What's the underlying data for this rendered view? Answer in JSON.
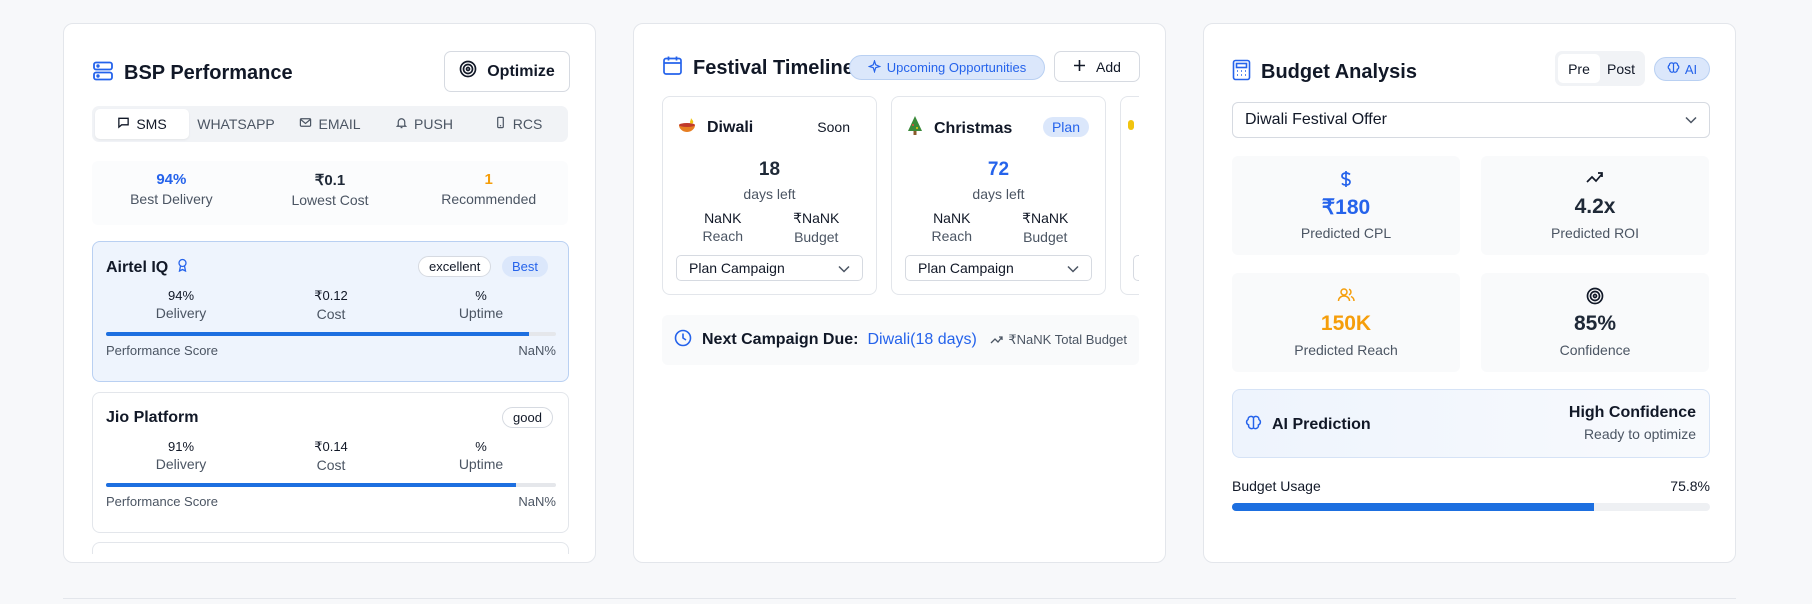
{
  "bsp": {
    "title": "BSP Performance",
    "optimize_label": "Optimize",
    "tabs": [
      {
        "label": "SMS",
        "icon": "message-icon"
      },
      {
        "label": "WHATSAPP",
        "icon": ""
      },
      {
        "label": "EMAIL",
        "icon": "mail-icon"
      },
      {
        "label": "PUSH",
        "icon": "bell-icon"
      },
      {
        "label": "RCS",
        "icon": "phone-icon"
      }
    ],
    "summary": [
      {
        "value": "94%",
        "label": "Best Delivery",
        "color": "#2563eb"
      },
      {
        "value": "₹0.1",
        "label": "Lowest Cost",
        "color": "#111827"
      },
      {
        "value": "1",
        "label": "Recommended",
        "color": "#f59e0b"
      }
    ],
    "providers": [
      {
        "name": "Airtel IQ",
        "rating": "excellent",
        "badge": "Best",
        "delivery": "94%",
        "delivery_label": "Delivery",
        "cost": "₹0.12",
        "cost_label": "Cost",
        "uptime": "%",
        "uptime_label": "Uptime",
        "score_label": "Performance Score",
        "score_value": "NaN%",
        "bar_fraction": 0.94
      },
      {
        "name": "Jio Platform",
        "rating": "good",
        "delivery": "91%",
        "delivery_label": "Delivery",
        "cost": "₹0.14",
        "cost_label": "Cost",
        "uptime": "%",
        "uptime_label": "Uptime",
        "score_label": "Performance Score",
        "score_value": "NaN%",
        "bar_fraction": 0.91
      }
    ]
  },
  "festival": {
    "title": "Festival Timeline",
    "upcoming_label": "Upcoming Opportunities",
    "add_label": "Add",
    "items": [
      {
        "name": "Diwali",
        "status": "Soon",
        "days": "18",
        "days_label": "days left",
        "reach": "NaNK",
        "reach_label": "Reach",
        "budget": "₹NaNK",
        "budget_label": "Budget",
        "action": "Plan Campaign"
      },
      {
        "name": "Christmas",
        "status": "Plan",
        "days": "72",
        "days_label": "days left",
        "reach": "NaNK",
        "reach_label": "Reach",
        "budget": "₹NaNK",
        "budget_label": "Budget",
        "action": "Plan Campaign"
      }
    ],
    "next_label": "Next Campaign Due:",
    "next_value": "Diwali(18 days)",
    "total_budget": "₹NaNK Total Budget"
  },
  "budget": {
    "title": "Budget Analysis",
    "toggle": [
      "Pre",
      "Post"
    ],
    "ai_label": "AI",
    "selected_campaign": "Diwali Festival Offer",
    "tiles": [
      {
        "value": "₹180",
        "label": "Predicted CPL",
        "icon": "dollar-icon",
        "color": "#2563eb"
      },
      {
        "value": "4.2x",
        "label": "Predicted ROI",
        "icon": "trending-up-icon",
        "color": "#111827"
      },
      {
        "value": "150K",
        "label": "Predicted Reach",
        "icon": "users-icon",
        "color": "#f59e0b"
      },
      {
        "value": "85%",
        "label": "Confidence",
        "icon": "target-icon",
        "color": "#111827"
      }
    ],
    "ai_prediction_label": "AI Prediction",
    "confidence_label": "High Confidence",
    "ready_label": "Ready to optimize",
    "usage_label": "Budget Usage",
    "usage_value": "75.8%",
    "usage_fraction": 0.758
  },
  "colors": {
    "accent": "#2563eb",
    "warning": "#f59e0b",
    "bar": "#1d6fe0"
  }
}
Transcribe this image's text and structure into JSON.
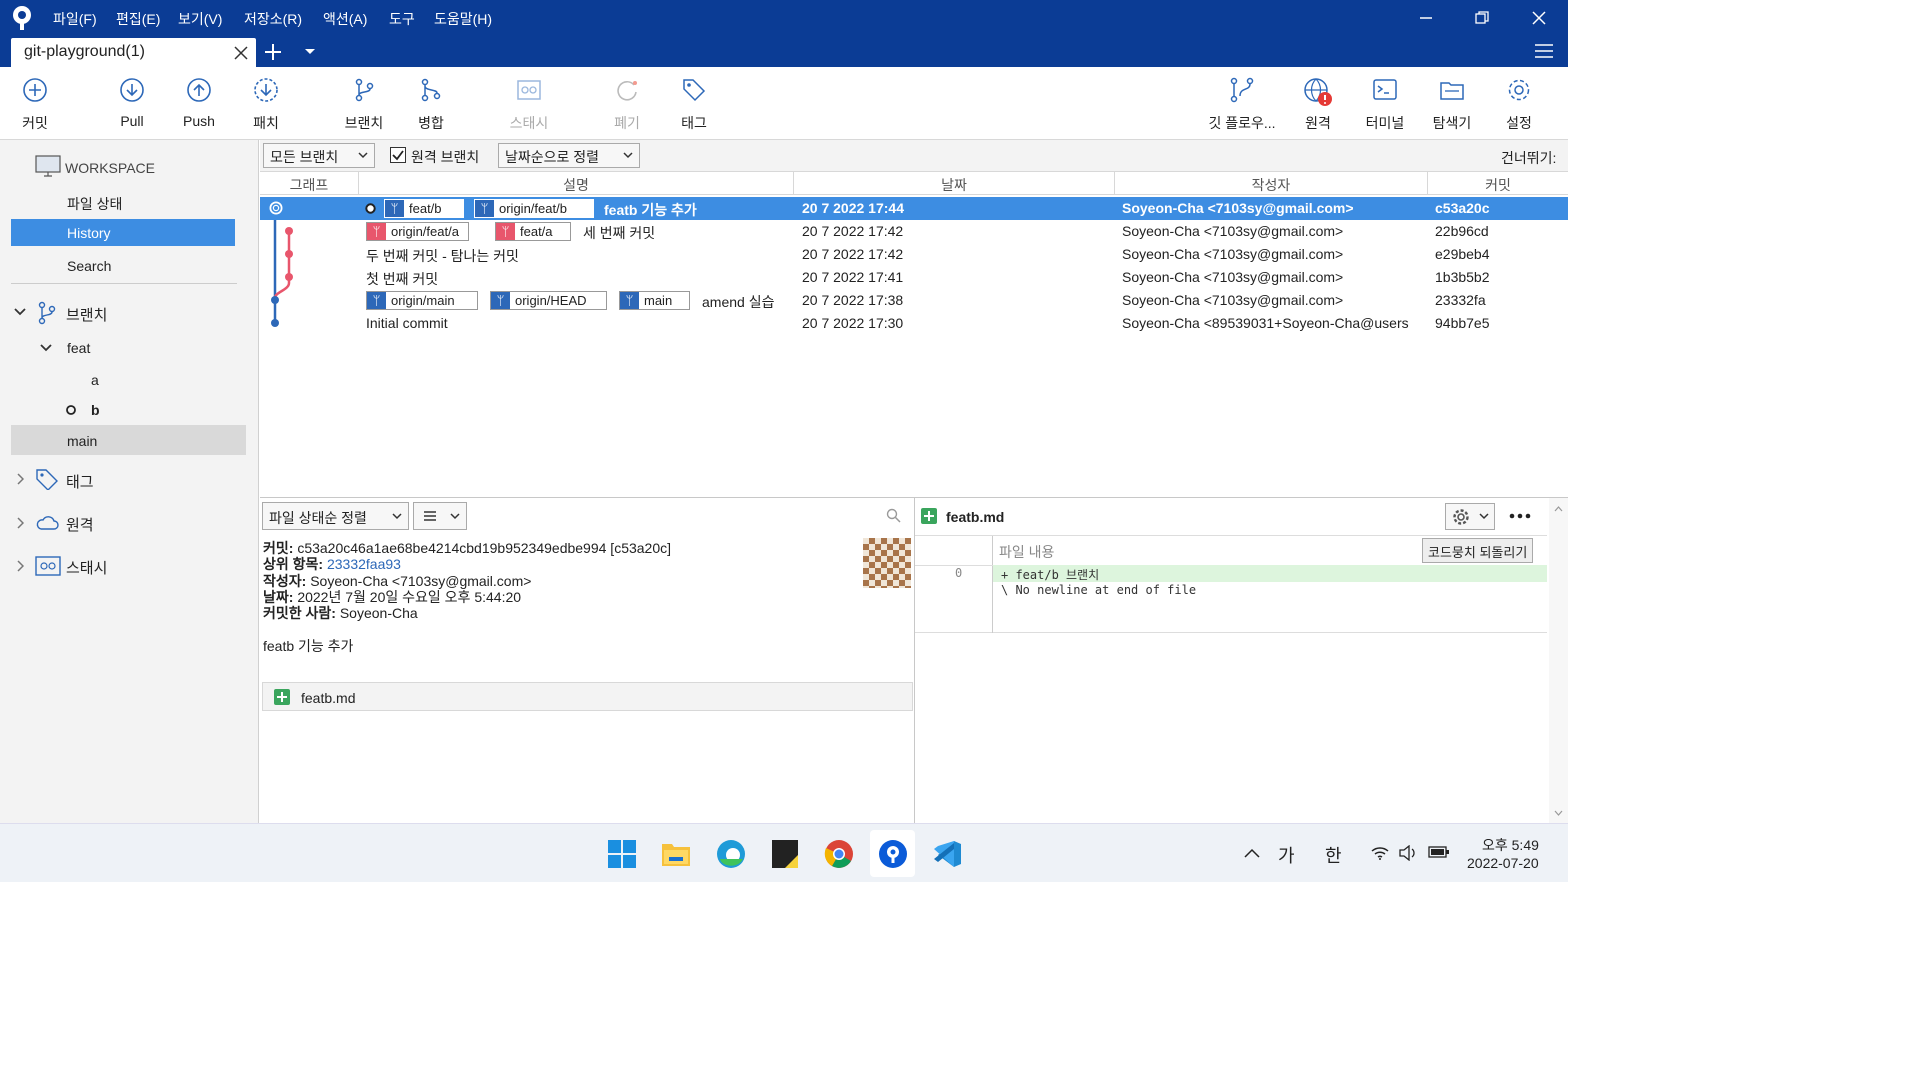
{
  "window": {
    "menu": [
      "파일(F)",
      "편집(E)",
      "보기(V)",
      "저장소(R)",
      "액션(A)",
      "도구",
      "도움말(H)"
    ],
    "tab_title": "git-playground(1)"
  },
  "toolbar": {
    "commit": "커밋",
    "pull": "Pull",
    "push": "Push",
    "patch": "패치",
    "branch": "브랜치",
    "merge": "병합",
    "stash": "스태시",
    "discard": "폐기",
    "tag": "태그",
    "gitflow": "깃 플로우...",
    "remote": "원격",
    "terminal": "터미널",
    "explorer": "탐색기",
    "settings": "설정"
  },
  "sidebar": {
    "workspace": "WORKSPACE",
    "file_status": "파일 상태",
    "history": "History",
    "search": "Search",
    "branches": "브랜치",
    "feat": "feat",
    "branch_a": "a",
    "branch_b": "b",
    "main": "main",
    "tags": "태그",
    "remotes": "원격",
    "stashes": "스태시"
  },
  "filter": {
    "branches": "모든 브랜치",
    "remote_branches": "원격 브랜치",
    "remote_checked": true,
    "sort": "날짜순으로 정렬",
    "jump": "건너뛰기:"
  },
  "columns": {
    "graph": "그래프",
    "desc": "설명",
    "date": "날짜",
    "author": "작성자",
    "commit": "커밋"
  },
  "commits": [
    {
      "tags": [
        "feat/b",
        "origin/feat/b"
      ],
      "message": "featb 기능 추가",
      "date": "20 7 2022 17:44",
      "author": "Soyeon-Cha <7103sy@gmail.com>",
      "hash": "c53a20c"
    },
    {
      "tags": [
        "origin/feat/a",
        "feat/a"
      ],
      "message": "세 번째 커밋",
      "date": "20 7 2022 17:42",
      "author": "Soyeon-Cha <7103sy@gmail.com>",
      "hash": "22b96cd"
    },
    {
      "tags": [],
      "message": "두 번째 커밋 - 탐나는 커밋",
      "date": "20 7 2022 17:42",
      "author": "Soyeon-Cha <7103sy@gmail.com>",
      "hash": "e29beb4"
    },
    {
      "tags": [],
      "message": "첫 번째 커밋",
      "date": "20 7 2022 17:41",
      "author": "Soyeon-Cha <7103sy@gmail.com>",
      "hash": "1b3b5b2"
    },
    {
      "tags": [
        "origin/main",
        "origin/HEAD",
        "main"
      ],
      "message": "amend 실습",
      "date": "20 7 2022 17:38",
      "author": "Soyeon-Cha <7103sy@gmail.com>",
      "hash": "23332fa"
    },
    {
      "tags": [],
      "message": "Initial commit",
      "date": "20 7 2022 17:30",
      "author": "Soyeon-Cha <89539031+Soyeon-Cha@users",
      "hash": "94bb7e5"
    }
  ],
  "details": {
    "sort": "파일 상태순 정렬",
    "commit_label": "커밋:",
    "commit_value": "c53a20c46a1ae68be4214cbd19b952349edbe994 [c53a20c]",
    "parent_label": "상위 항목:",
    "parent_value": "23332faa93",
    "author_label": "작성자:",
    "author_value": "Soyeon-Cha <7103sy@gmail.com>",
    "date_label": "날짜:",
    "date_value": "2022년 7월 20일 수요일 오후 5:44:20",
    "committer_label": "커밋한 사람:",
    "committer_value": "Soyeon-Cha",
    "message": "featb 기능 추가",
    "file": "featb.md"
  },
  "diff": {
    "filename": "featb.md",
    "hunk_header": "파일 내용",
    "revert_button": "코드뭉치 되돌리기",
    "line_no": "0",
    "lines": [
      "+ feat/b 브랜치",
      "\\ No newline at end of file"
    ]
  },
  "taskbar": {
    "ime1": "가",
    "ime2": "한",
    "time": "오후 5:49",
    "date": "2022-07-20"
  },
  "colors": {
    "titlebar": "#0b3c95",
    "selected": "#3d8de2",
    "accent": "#2d68b8",
    "branch_red": "#e8566c"
  }
}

*Instruction*
Pictures in the records above are not copied; print everything else exactly.

*Exercise solution*
What's the underlying data for this rendered view? Answer in JSON.
{
  "bsp": {
    "title": "BSP Performance",
    "optimize_label": "Optimize",
    "tabs": [
      {
        "label": "SMS",
        "icon": "message-icon"
      },
      {
        "label": "WHATSAPP",
        "icon": ""
      },
      {
        "label": "EMAIL",
        "icon": "mail-icon"
      },
      {
        "label": "PUSH",
        "icon": "bell-icon"
      },
      {
        "label": "RCS",
        "icon": "phone-icon"
      }
    ],
    "summary": [
      {
        "value": "94%",
        "label": "Best Delivery",
        "color": "#2563eb"
      },
      {
        "value": "₹0.1",
        "label": "Lowest Cost",
        "color": "#111827"
      },
      {
        "value": "1",
        "label": "Recommended",
        "color": "#f59e0b"
      }
    ],
    "providers": [
      {
        "name": "Airtel IQ",
        "rating": "excellent",
        "badge": "Best",
        "delivery": "94%",
        "delivery_label": "Delivery",
        "cost": "₹0.12",
        "cost_label": "Cost",
        "uptime": "%",
        "uptime_label": "Uptime",
        "score_label": "Performance Score",
        "score_value": "NaN%",
        "bar_fraction": 0.94
      },
      {
        "name": "Jio Platform",
        "rating": "good",
        "delivery": "91%",
        "delivery_label": "Delivery",
        "cost": "₹0.14",
        "cost_label": "Cost",
        "uptime": "%",
        "uptime_label": "Uptime",
        "score_label": "Performance Score",
        "score_value": "NaN%",
        "bar_fraction": 0.91
      }
    ]
  },
  "festival": {
    "title": "Festival Timeline",
    "upcoming_label": "Upcoming Opportunities",
    "add_label": "Add",
    "items": [
      {
        "name": "Diwali",
        "status": "Soon",
        "days": "18",
        "days_label": "days left",
        "reach": "NaNK",
        "reach_label": "Reach",
        "budget": "₹NaNK",
        "budget_label": "Budget",
        "action": "Plan Campaign"
      },
      {
        "name": "Christmas",
        "status": "Plan",
        "days": "72",
        "days_label": "days left",
        "reach": "NaNK",
        "reach_label": "Reach",
        "budget": "₹NaNK",
        "budget_label": "Budget",
        "action": "Plan Campaign"
      }
    ],
    "next_label": "Next Campaign Due:",
    "next_value": "Diwali(18 days)",
    "total_budget": "₹NaNK Total Budget"
  },
  "budget": {
    "title": "Budget Analysis",
    "toggle": [
      "Pre",
      "Post"
    ],
    "ai_label": "AI",
    "selected_campaign": "Diwali Festival Offer",
    "tiles": [
      {
        "value": "₹180",
        "label": "Predicted CPL",
        "icon": "dollar-icon",
        "color": "#2563eb"
      },
      {
        "value": "4.2x",
        "label": "Predicted ROI",
        "icon": "trending-up-icon",
        "color": "#111827"
      },
      {
        "value": "150K",
        "label": "Predicted Reach",
        "icon": "users-icon",
        "color": "#f59e0b"
      },
      {
        "value": "85%",
        "label": "Confidence",
        "icon": "target-icon",
        "color": "#111827"
      }
    ],
    "ai_prediction_label": "AI Prediction",
    "confidence_label": "High Confidence",
    "ready_label": "Ready to optimize",
    "usage_label": "Budget Usage",
    "usage_value": "75.8%",
    "usage_fraction": 0.758
  },
  "colors": {
    "accent": "#2563eb",
    "warning": "#f59e0b",
    "bar": "#1d6fe0"
  }
}
Transcribe this image's text and structure into JSON.
{
  "window": {
    "menu": [
      "파일(F)",
      "편집(E)",
      "보기(V)",
      "저장소(R)",
      "액션(A)",
      "도구",
      "도움말(H)"
    ],
    "tab_title": "git-playground(1)"
  },
  "toolbar": {
    "commit": "커밋",
    "pull": "Pull",
    "push": "Push",
    "patch": "패치",
    "branch": "브랜치",
    "merge": "병합",
    "stash": "스태시",
    "discard": "폐기",
    "tag": "태그",
    "gitflow": "깃 플로우...",
    "remote": "원격",
    "terminal": "터미널",
    "explorer": "탐색기",
    "settings": "설정"
  },
  "sidebar": {
    "workspace": "WORKSPACE",
    "file_status": "파일 상태",
    "history": "History",
    "search": "Search",
    "branches": "브랜치",
    "feat": "feat",
    "branch_a": "a",
    "branch_b": "b",
    "main": "main",
    "tags": "태그",
    "remotes": "원격",
    "stashes": "스태시"
  },
  "filter": {
    "branches": "모든 브랜치",
    "remote_branches": "원격 브랜치",
    "remote_checked": true,
    "sort": "날짜순으로 정렬",
    "jump": "건너뛰기:"
  },
  "columns": {
    "graph": "그래프",
    "desc": "설명",
    "date": "날짜",
    "author": "작성자",
    "commit": "커밋"
  },
  "commits": [
    {
      "tags": [
        "feat/b",
        "origin/feat/b"
      ],
      "message": "featb 기능 추가",
      "date": "20 7 2022 17:44",
      "author": "Soyeon-Cha <7103sy@gmail.com>",
      "hash": "c53a20c"
    },
    {
      "tags": [
        "origin/feat/a",
        "feat/a"
      ],
      "message": "세 번째 커밋",
      "date": "20 7 2022 17:42",
      "author": "Soyeon-Cha <7103sy@gmail.com>",
      "hash": "22b96cd"
    },
    {
      "tags": [],
      "message": "두 번째 커밋 - 탐나는 커밋",
      "date": "20 7 2022 17:42",
      "author": "Soyeon-Cha <7103sy@gmail.com>",
      "hash": "e29beb4"
    },
    {
      "tags": [],
      "message": "첫 번째 커밋",
      "date": "20 7 2022 17:41",
      "author": "Soyeon-Cha <7103sy@gmail.com>",
      "hash": "1b3b5b2"
    },
    {
      "tags": [
        "origin/main",
        "origin/HEAD",
        "main"
      ],
      "message": "amend 실습",
      "date": "20 7 2022 17:38",
      "author": "Soyeon-Cha <7103sy@gmail.com>",
      "hash": "23332fa"
    },
    {
      "tags": [],
      "message": "Initial commit",
      "date": "20 7 2022 17:30",
      "author": "Soyeon-Cha <89539031+Soyeon-Cha@users",
      "hash": "94bb7e5"
    }
  ],
  "details": {
    "sort": "파일 상태순 정렬",
    "commit_label": "커밋:",
    "commit_value": "c53a20c46a1ae68be4214cbd19b952349edbe994 [c53a20c]",
    "parent_label": "상위 항목:",
    "parent_value": "23332faa93",
    "author_label": "작성자:",
    "author_value": "Soyeon-Cha <7103sy@gmail.com>",
    "date_label": "날짜:",
    "date_value": "2022년 7월 20일 수요일 오후 5:44:20",
    "committer_label": "커밋한 사람:",
    "committer_value": "Soyeon-Cha",
    "message": "featb 기능 추가",
    "file": "featb.md"
  },
  "diff": {
    "filename": "featb.md",
    "hunk_header": "파일 내용",
    "revert_button": "코드뭉치 되돌리기",
    "line_no": "0",
    "lines": [
      "+ feat/b 브랜치",
      "\\ No newline at end of file"
    ]
  },
  "taskbar": {
    "ime1": "가",
    "ime2": "한",
    "time": "오후 5:49",
    "date": "2022-07-20"
  },
  "colors": {
    "titlebar": "#0b3c95",
    "selected": "#3d8de2",
    "accent": "#2d68b8",
    "branch_red": "#e8566c"
  }
}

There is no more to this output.